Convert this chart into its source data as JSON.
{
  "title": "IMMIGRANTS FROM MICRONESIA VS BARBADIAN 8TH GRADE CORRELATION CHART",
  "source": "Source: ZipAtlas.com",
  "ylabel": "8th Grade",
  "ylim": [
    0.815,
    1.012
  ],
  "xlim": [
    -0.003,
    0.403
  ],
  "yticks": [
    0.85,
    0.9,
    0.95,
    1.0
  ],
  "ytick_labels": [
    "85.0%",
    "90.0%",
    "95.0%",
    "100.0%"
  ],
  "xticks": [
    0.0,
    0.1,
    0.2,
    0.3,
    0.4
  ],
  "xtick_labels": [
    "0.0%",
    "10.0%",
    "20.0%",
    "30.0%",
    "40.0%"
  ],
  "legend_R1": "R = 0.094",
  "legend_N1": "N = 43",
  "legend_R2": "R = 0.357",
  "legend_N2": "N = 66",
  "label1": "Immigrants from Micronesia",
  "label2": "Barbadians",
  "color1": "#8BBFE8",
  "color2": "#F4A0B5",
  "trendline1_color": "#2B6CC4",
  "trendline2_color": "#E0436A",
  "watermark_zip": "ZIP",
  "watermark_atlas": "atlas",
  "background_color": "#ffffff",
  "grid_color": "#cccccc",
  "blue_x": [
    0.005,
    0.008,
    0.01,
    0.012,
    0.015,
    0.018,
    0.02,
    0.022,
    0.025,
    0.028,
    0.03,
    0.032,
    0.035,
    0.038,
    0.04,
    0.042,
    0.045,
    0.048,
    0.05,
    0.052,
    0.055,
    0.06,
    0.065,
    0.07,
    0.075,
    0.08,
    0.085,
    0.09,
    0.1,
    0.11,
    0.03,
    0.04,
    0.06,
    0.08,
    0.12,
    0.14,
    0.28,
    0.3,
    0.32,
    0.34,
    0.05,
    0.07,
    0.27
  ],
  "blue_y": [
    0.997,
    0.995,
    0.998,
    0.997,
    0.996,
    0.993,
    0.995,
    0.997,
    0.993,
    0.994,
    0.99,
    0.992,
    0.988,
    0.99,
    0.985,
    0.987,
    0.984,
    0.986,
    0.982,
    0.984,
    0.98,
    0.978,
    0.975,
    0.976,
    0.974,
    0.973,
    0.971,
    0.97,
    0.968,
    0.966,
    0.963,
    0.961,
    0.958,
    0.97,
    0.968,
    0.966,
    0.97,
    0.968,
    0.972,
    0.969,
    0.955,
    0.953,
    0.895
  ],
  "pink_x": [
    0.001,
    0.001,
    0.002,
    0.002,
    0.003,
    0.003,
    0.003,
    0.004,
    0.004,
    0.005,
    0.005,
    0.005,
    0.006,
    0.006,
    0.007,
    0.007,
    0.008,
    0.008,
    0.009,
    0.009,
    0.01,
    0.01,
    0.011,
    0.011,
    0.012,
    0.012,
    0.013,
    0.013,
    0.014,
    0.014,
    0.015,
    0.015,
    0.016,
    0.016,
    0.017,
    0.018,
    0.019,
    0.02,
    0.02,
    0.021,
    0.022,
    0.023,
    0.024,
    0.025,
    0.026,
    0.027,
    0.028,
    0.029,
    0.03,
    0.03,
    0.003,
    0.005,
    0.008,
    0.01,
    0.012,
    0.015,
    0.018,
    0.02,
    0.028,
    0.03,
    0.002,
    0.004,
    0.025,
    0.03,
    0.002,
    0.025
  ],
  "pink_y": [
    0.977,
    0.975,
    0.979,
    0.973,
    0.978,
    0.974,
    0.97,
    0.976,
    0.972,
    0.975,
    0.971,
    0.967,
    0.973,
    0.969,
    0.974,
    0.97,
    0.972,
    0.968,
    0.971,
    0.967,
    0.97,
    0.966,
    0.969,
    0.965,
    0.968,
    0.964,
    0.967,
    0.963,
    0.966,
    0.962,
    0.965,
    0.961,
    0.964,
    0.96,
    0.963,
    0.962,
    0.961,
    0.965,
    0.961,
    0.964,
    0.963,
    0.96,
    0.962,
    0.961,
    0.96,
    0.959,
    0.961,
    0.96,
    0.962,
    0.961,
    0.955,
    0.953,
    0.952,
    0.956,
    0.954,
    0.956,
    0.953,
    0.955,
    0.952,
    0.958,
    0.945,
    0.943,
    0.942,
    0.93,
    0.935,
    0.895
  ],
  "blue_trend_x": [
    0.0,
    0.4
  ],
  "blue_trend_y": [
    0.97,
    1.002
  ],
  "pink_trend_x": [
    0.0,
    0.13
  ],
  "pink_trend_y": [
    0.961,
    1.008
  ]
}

**Direction:** Restate the whole listing exactly, leaving out nothing.

**Expected output:**
Convert this chart into its source data as JSON.
{
  "title": "IMMIGRANTS FROM MICRONESIA VS BARBADIAN 8TH GRADE CORRELATION CHART",
  "source": "Source: ZipAtlas.com",
  "ylabel": "8th Grade",
  "ylim": [
    0.815,
    1.012
  ],
  "xlim": [
    -0.003,
    0.403
  ],
  "yticks": [
    0.85,
    0.9,
    0.95,
    1.0
  ],
  "ytick_labels": [
    "85.0%",
    "90.0%",
    "95.0%",
    "100.0%"
  ],
  "xticks": [
    0.0,
    0.1,
    0.2,
    0.3,
    0.4
  ],
  "xtick_labels": [
    "0.0%",
    "10.0%",
    "20.0%",
    "30.0%",
    "40.0%"
  ],
  "legend_R1": "R = 0.094",
  "legend_N1": "N = 43",
  "legend_R2": "R = 0.357",
  "legend_N2": "N = 66",
  "label1": "Immigrants from Micronesia",
  "label2": "Barbadians",
  "color1": "#8BBFE8",
  "color2": "#F4A0B5",
  "trendline1_color": "#2B6CC4",
  "trendline2_color": "#E0436A",
  "watermark_zip": "ZIP",
  "watermark_atlas": "atlas",
  "background_color": "#ffffff",
  "grid_color": "#cccccc",
  "blue_x": [
    0.005,
    0.008,
    0.01,
    0.012,
    0.015,
    0.018,
    0.02,
    0.022,
    0.025,
    0.028,
    0.03,
    0.032,
    0.035,
    0.038,
    0.04,
    0.042,
    0.045,
    0.048,
    0.05,
    0.052,
    0.055,
    0.06,
    0.065,
    0.07,
    0.075,
    0.08,
    0.085,
    0.09,
    0.1,
    0.11,
    0.03,
    0.04,
    0.06,
    0.08,
    0.12,
    0.14,
    0.28,
    0.3,
    0.32,
    0.34,
    0.05,
    0.07,
    0.27
  ],
  "blue_y": [
    0.997,
    0.995,
    0.998,
    0.997,
    0.996,
    0.993,
    0.995,
    0.997,
    0.993,
    0.994,
    0.99,
    0.992,
    0.988,
    0.99,
    0.985,
    0.987,
    0.984,
    0.986,
    0.982,
    0.984,
    0.98,
    0.978,
    0.975,
    0.976,
    0.974,
    0.973,
    0.971,
    0.97,
    0.968,
    0.966,
    0.963,
    0.961,
    0.958,
    0.97,
    0.968,
    0.966,
    0.97,
    0.968,
    0.972,
    0.969,
    0.955,
    0.953,
    0.895
  ],
  "pink_x": [
    0.001,
    0.001,
    0.002,
    0.002,
    0.003,
    0.003,
    0.003,
    0.004,
    0.004,
    0.005,
    0.005,
    0.005,
    0.006,
    0.006,
    0.007,
    0.007,
    0.008,
    0.008,
    0.009,
    0.009,
    0.01,
    0.01,
    0.011,
    0.011,
    0.012,
    0.012,
    0.013,
    0.013,
    0.014,
    0.014,
    0.015,
    0.015,
    0.016,
    0.016,
    0.017,
    0.018,
    0.019,
    0.02,
    0.02,
    0.021,
    0.022,
    0.023,
    0.024,
    0.025,
    0.026,
    0.027,
    0.028,
    0.029,
    0.03,
    0.03,
    0.003,
    0.005,
    0.008,
    0.01,
    0.012,
    0.015,
    0.018,
    0.02,
    0.028,
    0.03,
    0.002,
    0.004,
    0.025,
    0.03,
    0.002,
    0.025
  ],
  "pink_y": [
    0.977,
    0.975,
    0.979,
    0.973,
    0.978,
    0.974,
    0.97,
    0.976,
    0.972,
    0.975,
    0.971,
    0.967,
    0.973,
    0.969,
    0.974,
    0.97,
    0.972,
    0.968,
    0.971,
    0.967,
    0.97,
    0.966,
    0.969,
    0.965,
    0.968,
    0.964,
    0.967,
    0.963,
    0.966,
    0.962,
    0.965,
    0.961,
    0.964,
    0.96,
    0.963,
    0.962,
    0.961,
    0.965,
    0.961,
    0.964,
    0.963,
    0.96,
    0.962,
    0.961,
    0.96,
    0.959,
    0.961,
    0.96,
    0.962,
    0.961,
    0.955,
    0.953,
    0.952,
    0.956,
    0.954,
    0.956,
    0.953,
    0.955,
    0.952,
    0.958,
    0.945,
    0.943,
    0.942,
    0.93,
    0.935,
    0.895
  ],
  "blue_trend_x": [
    0.0,
    0.4
  ],
  "blue_trend_y": [
    0.97,
    1.002
  ],
  "pink_trend_x": [
    0.0,
    0.13
  ],
  "pink_trend_y": [
    0.961,
    1.008
  ]
}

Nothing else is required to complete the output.